--- begin INPUT DATA ---

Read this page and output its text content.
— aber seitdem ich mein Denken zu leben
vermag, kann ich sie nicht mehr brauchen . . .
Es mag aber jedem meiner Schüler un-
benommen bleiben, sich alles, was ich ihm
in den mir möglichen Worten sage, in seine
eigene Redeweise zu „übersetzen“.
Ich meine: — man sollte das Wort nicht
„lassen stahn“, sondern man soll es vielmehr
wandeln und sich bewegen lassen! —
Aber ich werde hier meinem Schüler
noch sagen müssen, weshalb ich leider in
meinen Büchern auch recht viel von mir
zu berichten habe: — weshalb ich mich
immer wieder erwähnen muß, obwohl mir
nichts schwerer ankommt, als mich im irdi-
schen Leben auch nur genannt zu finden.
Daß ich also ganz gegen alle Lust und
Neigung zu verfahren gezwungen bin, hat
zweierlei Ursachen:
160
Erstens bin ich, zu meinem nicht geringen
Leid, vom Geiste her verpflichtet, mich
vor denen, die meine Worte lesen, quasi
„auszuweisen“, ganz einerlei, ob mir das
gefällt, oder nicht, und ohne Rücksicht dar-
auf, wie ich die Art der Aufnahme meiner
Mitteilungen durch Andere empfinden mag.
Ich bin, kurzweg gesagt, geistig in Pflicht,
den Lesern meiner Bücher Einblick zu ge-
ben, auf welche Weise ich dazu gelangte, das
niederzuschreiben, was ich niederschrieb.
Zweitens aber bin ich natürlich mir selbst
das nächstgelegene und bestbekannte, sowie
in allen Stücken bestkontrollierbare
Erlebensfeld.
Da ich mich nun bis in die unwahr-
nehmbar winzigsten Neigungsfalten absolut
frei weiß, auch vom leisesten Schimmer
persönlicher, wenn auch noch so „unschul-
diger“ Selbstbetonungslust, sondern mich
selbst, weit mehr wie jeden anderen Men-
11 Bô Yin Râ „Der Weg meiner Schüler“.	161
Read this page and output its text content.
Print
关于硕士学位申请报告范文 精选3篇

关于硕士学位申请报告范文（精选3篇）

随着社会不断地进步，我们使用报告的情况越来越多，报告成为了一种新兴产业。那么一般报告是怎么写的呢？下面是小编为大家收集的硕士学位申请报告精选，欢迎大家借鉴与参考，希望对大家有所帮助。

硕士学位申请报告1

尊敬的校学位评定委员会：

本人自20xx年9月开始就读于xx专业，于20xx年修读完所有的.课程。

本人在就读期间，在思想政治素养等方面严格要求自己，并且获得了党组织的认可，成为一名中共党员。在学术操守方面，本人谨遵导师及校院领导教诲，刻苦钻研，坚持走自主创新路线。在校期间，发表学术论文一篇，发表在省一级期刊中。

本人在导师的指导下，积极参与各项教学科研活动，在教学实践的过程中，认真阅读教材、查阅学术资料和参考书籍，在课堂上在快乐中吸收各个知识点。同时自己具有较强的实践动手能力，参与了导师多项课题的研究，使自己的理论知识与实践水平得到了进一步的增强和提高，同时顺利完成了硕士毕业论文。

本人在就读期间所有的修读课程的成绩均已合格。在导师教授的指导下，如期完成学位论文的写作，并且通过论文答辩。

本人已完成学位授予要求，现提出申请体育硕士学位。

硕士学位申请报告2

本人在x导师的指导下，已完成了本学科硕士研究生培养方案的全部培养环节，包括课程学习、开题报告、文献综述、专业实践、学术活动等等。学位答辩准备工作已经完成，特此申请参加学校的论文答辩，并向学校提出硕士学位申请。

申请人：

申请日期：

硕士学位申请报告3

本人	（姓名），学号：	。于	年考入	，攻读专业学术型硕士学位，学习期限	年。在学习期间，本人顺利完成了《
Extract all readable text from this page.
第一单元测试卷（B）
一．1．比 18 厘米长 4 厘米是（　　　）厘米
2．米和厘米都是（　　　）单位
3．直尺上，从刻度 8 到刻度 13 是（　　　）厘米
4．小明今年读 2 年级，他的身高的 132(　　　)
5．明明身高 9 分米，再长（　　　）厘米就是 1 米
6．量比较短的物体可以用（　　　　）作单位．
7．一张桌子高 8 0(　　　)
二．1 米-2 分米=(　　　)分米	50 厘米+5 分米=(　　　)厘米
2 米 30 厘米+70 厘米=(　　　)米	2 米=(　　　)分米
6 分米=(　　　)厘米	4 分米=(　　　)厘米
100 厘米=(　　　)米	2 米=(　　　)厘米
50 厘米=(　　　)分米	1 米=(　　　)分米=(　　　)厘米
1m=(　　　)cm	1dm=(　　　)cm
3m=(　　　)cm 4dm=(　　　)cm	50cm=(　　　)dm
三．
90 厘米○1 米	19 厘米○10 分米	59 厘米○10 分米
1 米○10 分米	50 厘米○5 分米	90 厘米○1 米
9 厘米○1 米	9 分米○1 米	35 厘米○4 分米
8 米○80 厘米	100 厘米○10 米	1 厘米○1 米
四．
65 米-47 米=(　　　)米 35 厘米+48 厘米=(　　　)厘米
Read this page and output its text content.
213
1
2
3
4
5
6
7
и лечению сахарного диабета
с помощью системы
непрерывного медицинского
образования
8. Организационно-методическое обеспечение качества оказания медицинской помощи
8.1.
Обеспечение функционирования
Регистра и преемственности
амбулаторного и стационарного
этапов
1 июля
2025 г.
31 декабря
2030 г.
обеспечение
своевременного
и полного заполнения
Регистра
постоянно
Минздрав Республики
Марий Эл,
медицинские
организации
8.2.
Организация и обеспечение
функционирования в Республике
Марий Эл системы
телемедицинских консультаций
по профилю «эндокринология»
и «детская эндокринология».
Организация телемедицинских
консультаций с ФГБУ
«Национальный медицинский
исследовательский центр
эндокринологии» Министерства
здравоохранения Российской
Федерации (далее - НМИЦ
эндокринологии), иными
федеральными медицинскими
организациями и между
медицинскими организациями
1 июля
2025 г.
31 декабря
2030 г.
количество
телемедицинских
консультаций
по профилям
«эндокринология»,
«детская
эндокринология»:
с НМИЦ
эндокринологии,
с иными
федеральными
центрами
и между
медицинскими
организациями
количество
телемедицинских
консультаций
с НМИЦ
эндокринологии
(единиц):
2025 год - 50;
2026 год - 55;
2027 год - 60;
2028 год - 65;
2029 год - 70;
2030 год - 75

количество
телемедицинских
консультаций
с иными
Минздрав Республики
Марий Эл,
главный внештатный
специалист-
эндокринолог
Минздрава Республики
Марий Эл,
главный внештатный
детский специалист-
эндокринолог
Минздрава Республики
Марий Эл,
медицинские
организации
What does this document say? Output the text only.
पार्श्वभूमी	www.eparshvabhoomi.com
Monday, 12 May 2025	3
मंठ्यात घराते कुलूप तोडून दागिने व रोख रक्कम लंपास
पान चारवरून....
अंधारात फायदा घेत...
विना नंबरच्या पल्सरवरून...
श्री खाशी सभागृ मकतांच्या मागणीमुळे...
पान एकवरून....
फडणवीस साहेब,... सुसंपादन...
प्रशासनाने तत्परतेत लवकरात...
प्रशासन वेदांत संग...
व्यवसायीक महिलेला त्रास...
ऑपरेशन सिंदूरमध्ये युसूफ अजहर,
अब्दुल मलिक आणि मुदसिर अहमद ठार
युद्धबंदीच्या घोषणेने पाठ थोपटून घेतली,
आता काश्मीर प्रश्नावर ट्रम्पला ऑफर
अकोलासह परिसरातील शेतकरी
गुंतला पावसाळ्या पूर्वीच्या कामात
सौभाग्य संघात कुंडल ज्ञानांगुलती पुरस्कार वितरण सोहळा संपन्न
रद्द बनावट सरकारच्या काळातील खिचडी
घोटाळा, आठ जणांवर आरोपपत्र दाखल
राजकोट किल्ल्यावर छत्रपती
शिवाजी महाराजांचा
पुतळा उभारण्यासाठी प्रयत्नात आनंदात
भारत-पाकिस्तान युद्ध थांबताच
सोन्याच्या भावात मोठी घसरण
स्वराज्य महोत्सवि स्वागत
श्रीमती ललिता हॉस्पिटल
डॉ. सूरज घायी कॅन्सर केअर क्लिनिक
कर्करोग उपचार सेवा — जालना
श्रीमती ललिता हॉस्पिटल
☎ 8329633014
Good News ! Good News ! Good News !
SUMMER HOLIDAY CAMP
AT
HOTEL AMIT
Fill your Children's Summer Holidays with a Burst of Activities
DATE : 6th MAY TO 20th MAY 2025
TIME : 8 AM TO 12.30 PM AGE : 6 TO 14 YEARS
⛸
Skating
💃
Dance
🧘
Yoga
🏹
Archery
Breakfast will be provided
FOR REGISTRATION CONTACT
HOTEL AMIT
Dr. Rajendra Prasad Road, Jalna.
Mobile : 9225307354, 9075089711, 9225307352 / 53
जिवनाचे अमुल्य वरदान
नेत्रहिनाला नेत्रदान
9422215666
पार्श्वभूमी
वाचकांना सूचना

--- end INPUT DATA ---

EXERCISE
Find the word "weshalb" in the entries above and gather every line that holds it.

SOLUTION TO THE PROBLEM
noch sagen müssen, weshalb ich leider in
zu berichten habe: — weshalb ich mich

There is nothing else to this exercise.